[Entries from a dataset]
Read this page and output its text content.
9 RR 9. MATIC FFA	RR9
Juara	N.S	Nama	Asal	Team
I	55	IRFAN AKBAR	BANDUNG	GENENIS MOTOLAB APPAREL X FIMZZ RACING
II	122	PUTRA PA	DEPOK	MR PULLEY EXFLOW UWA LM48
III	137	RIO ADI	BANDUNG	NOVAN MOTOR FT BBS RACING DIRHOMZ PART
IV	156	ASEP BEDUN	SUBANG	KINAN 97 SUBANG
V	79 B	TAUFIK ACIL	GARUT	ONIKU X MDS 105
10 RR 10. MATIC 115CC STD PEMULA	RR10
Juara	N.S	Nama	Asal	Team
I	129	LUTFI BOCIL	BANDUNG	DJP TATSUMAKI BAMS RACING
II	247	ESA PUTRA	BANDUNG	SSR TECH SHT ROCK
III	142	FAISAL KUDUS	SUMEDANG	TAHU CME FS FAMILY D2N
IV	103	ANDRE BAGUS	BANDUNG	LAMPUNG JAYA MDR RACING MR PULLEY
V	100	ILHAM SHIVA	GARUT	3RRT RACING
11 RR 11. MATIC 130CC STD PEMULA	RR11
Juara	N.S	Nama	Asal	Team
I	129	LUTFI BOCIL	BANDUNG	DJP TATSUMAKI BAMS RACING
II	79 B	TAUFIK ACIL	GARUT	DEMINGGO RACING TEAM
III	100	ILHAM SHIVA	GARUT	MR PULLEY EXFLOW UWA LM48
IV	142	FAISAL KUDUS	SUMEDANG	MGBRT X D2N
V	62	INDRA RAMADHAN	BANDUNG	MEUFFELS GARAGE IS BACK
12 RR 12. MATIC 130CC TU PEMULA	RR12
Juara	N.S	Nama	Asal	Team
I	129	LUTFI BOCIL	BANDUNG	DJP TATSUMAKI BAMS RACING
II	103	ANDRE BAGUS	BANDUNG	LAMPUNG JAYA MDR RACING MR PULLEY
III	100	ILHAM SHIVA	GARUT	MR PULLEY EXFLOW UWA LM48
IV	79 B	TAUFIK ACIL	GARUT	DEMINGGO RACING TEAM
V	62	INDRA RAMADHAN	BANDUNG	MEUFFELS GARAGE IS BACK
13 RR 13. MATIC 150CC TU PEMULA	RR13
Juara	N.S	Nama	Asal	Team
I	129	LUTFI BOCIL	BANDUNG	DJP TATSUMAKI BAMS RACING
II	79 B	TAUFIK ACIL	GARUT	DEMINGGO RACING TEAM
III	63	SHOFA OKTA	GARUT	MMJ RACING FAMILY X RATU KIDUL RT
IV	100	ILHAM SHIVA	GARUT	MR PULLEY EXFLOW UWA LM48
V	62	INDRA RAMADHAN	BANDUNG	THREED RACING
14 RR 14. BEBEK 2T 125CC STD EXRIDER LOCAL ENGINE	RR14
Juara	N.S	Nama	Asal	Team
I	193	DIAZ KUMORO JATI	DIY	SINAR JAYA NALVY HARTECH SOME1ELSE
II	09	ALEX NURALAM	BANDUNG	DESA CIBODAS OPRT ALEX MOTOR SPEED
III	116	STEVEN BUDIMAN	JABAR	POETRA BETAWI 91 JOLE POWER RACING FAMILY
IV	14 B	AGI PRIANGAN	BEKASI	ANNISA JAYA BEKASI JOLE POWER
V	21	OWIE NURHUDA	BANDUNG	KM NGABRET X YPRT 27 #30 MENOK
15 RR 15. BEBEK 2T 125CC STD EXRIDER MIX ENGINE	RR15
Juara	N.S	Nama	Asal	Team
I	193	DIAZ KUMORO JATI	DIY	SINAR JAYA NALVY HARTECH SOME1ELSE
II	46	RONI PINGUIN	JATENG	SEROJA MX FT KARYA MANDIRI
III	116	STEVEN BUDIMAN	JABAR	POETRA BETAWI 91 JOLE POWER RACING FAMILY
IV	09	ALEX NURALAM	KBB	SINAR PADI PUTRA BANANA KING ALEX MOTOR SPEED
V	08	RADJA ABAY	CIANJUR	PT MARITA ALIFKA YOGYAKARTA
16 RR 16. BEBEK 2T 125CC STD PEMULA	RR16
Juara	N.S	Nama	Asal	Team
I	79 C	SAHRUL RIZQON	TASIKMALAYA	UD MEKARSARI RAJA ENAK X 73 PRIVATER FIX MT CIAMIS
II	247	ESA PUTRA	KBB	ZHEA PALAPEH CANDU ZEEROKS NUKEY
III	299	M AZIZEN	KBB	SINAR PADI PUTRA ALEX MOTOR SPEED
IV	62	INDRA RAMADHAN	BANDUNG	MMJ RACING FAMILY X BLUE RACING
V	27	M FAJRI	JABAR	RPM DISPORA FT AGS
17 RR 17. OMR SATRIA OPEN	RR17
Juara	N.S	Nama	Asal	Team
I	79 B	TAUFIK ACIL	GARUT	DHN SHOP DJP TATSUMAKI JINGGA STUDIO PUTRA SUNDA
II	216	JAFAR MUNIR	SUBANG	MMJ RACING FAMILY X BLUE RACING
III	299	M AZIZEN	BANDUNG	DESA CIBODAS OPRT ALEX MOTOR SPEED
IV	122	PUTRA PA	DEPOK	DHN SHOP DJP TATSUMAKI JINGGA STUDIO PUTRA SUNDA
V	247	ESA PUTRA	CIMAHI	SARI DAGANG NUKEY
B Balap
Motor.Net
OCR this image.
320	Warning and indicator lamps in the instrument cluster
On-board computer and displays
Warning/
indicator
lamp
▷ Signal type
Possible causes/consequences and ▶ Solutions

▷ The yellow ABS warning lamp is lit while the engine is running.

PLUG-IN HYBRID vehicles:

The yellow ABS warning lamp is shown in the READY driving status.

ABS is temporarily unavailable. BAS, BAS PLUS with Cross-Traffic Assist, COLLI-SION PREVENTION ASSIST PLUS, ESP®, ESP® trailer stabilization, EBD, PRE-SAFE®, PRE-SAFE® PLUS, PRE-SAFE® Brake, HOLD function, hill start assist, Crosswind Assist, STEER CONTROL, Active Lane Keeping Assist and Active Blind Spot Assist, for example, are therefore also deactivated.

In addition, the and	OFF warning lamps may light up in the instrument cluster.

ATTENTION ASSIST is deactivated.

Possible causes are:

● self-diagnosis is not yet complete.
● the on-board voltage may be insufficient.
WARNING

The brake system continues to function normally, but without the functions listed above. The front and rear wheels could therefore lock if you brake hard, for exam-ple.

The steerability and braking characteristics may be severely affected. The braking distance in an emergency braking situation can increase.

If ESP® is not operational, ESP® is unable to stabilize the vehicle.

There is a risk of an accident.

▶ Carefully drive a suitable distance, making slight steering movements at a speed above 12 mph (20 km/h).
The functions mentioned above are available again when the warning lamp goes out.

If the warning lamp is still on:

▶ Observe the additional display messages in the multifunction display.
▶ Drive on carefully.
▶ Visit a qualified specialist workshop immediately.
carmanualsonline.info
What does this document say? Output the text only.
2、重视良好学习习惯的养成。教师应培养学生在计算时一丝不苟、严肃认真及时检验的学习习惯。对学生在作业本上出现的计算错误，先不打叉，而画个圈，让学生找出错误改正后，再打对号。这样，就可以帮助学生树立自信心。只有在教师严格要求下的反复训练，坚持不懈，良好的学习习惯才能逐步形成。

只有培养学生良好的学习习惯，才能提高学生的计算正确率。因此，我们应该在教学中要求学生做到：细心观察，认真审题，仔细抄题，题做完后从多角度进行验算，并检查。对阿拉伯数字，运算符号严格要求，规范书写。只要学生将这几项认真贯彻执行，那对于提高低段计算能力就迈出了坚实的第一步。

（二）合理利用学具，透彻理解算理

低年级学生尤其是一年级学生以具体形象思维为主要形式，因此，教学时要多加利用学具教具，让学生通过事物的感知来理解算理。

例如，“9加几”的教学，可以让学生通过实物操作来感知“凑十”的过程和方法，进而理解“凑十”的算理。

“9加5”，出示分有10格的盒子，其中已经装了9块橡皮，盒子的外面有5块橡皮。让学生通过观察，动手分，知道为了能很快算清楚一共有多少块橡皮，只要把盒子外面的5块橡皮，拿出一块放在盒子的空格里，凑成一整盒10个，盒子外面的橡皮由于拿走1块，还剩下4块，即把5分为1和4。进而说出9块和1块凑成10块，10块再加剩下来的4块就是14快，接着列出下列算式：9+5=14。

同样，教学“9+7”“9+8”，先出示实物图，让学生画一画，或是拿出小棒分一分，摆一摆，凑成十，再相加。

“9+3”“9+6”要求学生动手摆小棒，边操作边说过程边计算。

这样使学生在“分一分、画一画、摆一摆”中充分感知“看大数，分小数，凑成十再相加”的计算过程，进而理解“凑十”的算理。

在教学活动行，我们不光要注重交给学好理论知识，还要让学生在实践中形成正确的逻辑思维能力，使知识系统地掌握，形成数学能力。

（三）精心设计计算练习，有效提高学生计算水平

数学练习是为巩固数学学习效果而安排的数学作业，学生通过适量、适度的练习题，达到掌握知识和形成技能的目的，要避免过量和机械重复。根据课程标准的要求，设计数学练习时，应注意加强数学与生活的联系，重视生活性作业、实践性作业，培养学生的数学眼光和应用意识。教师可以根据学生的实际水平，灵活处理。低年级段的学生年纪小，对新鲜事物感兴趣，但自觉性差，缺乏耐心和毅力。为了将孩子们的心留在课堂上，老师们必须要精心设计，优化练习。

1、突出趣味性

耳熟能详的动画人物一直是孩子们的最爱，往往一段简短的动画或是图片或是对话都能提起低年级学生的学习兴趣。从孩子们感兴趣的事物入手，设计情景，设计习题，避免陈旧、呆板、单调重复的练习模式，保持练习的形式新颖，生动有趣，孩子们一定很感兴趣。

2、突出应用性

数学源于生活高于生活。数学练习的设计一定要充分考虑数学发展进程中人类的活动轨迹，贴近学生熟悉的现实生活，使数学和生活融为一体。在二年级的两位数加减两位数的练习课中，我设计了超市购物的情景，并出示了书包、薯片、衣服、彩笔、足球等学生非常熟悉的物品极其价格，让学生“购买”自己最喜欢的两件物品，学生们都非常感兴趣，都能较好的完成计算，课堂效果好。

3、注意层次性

▶ **WHAT IS ASKED**
Pick out the lines that have the word "NURALAM". Copy them all.

▶ **REPLY TO THE EXERCISE**
II	09	ALEX NURALAM	BANDUNG	DESA CIBODAS OPRT ALEX MOTOR SPEED
IV	09	ALEX NURALAM	KBB	SINAR PADI PUTRA BANANA KING ALEX MOTOR SPEED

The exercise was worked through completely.